Exercise details
Type every record exactly as it appears.

Dataset extract
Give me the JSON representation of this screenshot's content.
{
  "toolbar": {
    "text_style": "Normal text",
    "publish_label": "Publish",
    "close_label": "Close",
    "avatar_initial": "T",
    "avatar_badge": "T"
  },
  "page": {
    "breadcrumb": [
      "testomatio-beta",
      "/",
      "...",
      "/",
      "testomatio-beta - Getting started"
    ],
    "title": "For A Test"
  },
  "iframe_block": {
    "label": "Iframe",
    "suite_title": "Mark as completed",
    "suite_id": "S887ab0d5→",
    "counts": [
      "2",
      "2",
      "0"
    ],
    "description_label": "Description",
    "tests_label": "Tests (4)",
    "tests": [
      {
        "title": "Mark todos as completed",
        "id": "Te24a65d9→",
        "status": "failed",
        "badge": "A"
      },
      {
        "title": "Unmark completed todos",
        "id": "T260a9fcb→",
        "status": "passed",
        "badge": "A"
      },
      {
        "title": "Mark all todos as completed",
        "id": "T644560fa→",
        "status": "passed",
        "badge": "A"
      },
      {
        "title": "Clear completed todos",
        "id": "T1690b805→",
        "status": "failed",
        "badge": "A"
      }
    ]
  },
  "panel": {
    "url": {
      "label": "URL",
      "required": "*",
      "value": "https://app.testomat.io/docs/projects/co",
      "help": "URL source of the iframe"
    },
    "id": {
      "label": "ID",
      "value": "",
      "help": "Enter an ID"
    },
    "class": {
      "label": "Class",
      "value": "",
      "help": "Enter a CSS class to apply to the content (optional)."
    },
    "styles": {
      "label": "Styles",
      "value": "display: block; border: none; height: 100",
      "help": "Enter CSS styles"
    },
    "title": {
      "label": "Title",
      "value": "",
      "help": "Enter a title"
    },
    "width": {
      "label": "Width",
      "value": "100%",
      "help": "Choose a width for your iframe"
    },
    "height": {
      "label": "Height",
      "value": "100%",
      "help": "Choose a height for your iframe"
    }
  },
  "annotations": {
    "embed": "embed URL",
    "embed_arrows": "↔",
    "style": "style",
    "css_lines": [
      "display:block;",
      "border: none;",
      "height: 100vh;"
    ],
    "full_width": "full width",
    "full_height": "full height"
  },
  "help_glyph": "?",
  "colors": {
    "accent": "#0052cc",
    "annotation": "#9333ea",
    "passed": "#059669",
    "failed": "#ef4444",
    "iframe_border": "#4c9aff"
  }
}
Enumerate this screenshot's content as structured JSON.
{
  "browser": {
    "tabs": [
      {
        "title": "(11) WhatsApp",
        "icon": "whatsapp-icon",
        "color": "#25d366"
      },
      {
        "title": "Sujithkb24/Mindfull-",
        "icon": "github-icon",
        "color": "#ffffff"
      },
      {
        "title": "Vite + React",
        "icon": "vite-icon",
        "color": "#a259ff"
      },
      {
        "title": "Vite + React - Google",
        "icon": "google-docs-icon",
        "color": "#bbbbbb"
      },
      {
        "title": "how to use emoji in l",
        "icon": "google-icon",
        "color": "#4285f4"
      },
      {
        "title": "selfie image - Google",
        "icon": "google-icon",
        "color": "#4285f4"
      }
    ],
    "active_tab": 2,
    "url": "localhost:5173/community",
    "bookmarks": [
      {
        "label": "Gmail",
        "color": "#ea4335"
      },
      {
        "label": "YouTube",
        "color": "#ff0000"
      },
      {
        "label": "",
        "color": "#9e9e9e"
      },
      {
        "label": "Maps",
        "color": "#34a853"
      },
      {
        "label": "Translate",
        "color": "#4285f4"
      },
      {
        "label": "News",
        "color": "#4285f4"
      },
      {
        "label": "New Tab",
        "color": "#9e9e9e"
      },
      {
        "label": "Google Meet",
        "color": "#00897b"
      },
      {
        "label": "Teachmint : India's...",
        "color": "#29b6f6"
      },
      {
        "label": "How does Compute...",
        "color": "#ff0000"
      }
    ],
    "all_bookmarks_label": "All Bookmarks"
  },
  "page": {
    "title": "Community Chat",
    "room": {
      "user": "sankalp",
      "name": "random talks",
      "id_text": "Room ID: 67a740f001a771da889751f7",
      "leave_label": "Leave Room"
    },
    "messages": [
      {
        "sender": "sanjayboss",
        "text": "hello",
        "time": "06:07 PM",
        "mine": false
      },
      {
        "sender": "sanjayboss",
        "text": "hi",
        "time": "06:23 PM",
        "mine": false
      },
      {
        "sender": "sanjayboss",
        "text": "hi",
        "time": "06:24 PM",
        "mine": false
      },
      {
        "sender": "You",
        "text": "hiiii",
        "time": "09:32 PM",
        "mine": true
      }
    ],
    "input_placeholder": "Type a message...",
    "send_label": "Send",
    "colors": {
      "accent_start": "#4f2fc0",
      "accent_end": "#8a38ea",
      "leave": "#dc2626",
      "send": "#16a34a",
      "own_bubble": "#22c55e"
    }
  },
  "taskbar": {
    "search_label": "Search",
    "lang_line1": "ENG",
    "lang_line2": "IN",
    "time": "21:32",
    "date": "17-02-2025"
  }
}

Response below
Give me the JSON representation of this screenshot's content.
{
  "toolbar": {
    "text_style": "Normal text",
    "publish_label": "Publish",
    "close_label": "Close",
    "avatar_initial": "T",
    "avatar_badge": "T"
  },
  "page": {
    "breadcrumb": [
      "testomatio-beta",
      "/",
      "...",
      "/",
      "testomatio-beta - Getting started"
    ],
    "title": "For A Test"
  },
  "iframe_block": {
    "label": "Iframe",
    "suite_title": "Mark as completed",
    "suite_id": "S887ab0d5→",
    "counts": [
      "2",
      "2",
      "0"
    ],
    "description_label": "Description",
    "tests_label": "Tests (4)",
    "tests": [
      {
        "title": "Mark todos as completed",
        "id": "Te24a65d9→",
        "status": "failed",
        "badge": "A"
      },
      {
        "title": "Unmark completed todos",
        "id": "T260a9fcb→",
        "status": "passed",
        "badge": "A"
      },
      {
        "title": "Mark all todos as completed",
        "id": "T644560fa→",
        "status": "passed",
        "badge": "A"
      },
      {
        "title": "Clear completed todos",
        "id": "T1690b805→",
        "status": "failed",
        "badge": "A"
      }
    ]
  },
  "panel": {
    "url": {
      "label": "URL",
      "required": "*",
      "value": "https://app.testomat.io/docs/projects/co",
      "help": "URL source of the iframe"
    },
    "id": {
      "label": "ID",
      "value": "",
      "help": "Enter an ID"
    },
    "class": {
      "label": "Class",
      "value": "",
      "help": "Enter a CSS class to apply to the content (optional)."
    },
    "styles": {
      "label": "Styles",
      "value": "display: block; border: none; height: 100",
      "help": "Enter CSS styles"
    },
    "title": {
      "label": "Title",
      "value": "",
      "help": "Enter a title"
    },
    "width": {
      "label": "Width",
      "value": "100%",
      "help": "Choose a width for your iframe"
    },
    "height": {
      "label": "Height",
      "value": "100%",
      "help": "Choose a height for your iframe"
    }
  },
  "annotations": {
    "embed": "embed URL",
    "embed_arrows": "↔",
    "style": "style",
    "css_lines": [
      "display:block;",
      "border: none;",
      "height: 100vh;"
    ],
    "full_width": "full width",
    "full_height": "full height"
  },
  "help_glyph": "?",
  "colors": {
    "accent": "#0052cc",
    "annotation": "#9333ea",
    "passed": "#059669",
    "failed": "#ef4444",
    "iframe_border": "#4c9aff"
  }
}
Enumerate this screenshot's content as structured JSON.
{
  "browser": {
    "tabs": [
      {
        "title": "(11) WhatsApp",
        "icon": "whatsapp-icon",
        "color": "#25d366"
      },
      {
        "title": "Sujithkb24/Mindfull-",
        "icon": "github-icon",
        "color": "#ffffff"
      },
      {
        "title": "Vite + React",
        "icon": "vite-icon",
        "color": "#a259ff"
      },
      {
        "title": "Vite + React - Google",
        "icon": "google-docs-icon",
        "color": "#bbbbbb"
      },
      {
        "title": "how to use emoji in l",
        "icon": "google-icon",
        "color": "#4285f4"
      },
      {
        "title": "selfie image - Google",
        "icon": "google-icon",
        "color": "#4285f4"
      }
    ],
    "active_tab": 2,
    "url": "localhost:5173/community",
    "bookmarks": [
      {
        "label": "Gmail",
        "color": "#ea4335"
      },
      {
        "label": "YouTube",
        "color": "#ff0000"
      },
      {
        "label": "",
        "color": "#9e9e9e"
      },
      {
        "label": "Maps",
        "color": "#34a853"
      },
      {
        "label": "Translate",
        "color": "#4285f4"
      },
      {
        "label": "News",
        "color": "#4285f4"
      },
      {
        "label": "New Tab",
        "color": "#9e9e9e"
      },
      {
        "label": "Google Meet",
        "color": "#00897b"
      },
      {
        "label": "Teachmint : India's...",
        "color": "#29b6f6"
      },
      {
        "label": "How does Compute...",
        "color": "#ff0000"
      }
    ],
    "all_bookmarks_label": "All Bookmarks"
  },
  "page": {
    "title": "Community Chat",
    "room": {
      "user": "sankalp",
      "name": "random talks",
      "id_text": "Room ID: 67a740f001a771da889751f7",
      "leave_label": "Leave Room"
    },
    "messages": [
      {
        "sender": "sanjayboss",
        "text": "hello",
        "time": "06:07 PM",
        "mine": false
      },
      {
        "sender": "sanjayboss",
        "text": "hi",
        "time": "06:23 PM",
        "mine": false
      },
      {
        "sender": "sanjayboss",
        "text": "hi",
        "time": "06:24 PM",
        "mine": false
      },
      {
        "sender": "You",
        "text": "hiiii",
        "time": "09:32 PM",
        "mine": true
      }
    ],
    "input_placeholder": "Type a message...",
    "send_label": "Send",
    "colors": {
      "accent_start": "#4f2fc0",
      "accent_end": "#8a38ea",
      "leave": "#dc2626",
      "send": "#16a34a",
      "own_bubble": "#22c55e"
    }
  },
  "taskbar": {
    "search_label": "Search",
    "lang_line1": "ENG",
    "lang_line2": "IN",
    "time": "21:32",
    "date": "17-02-2025"
  }
}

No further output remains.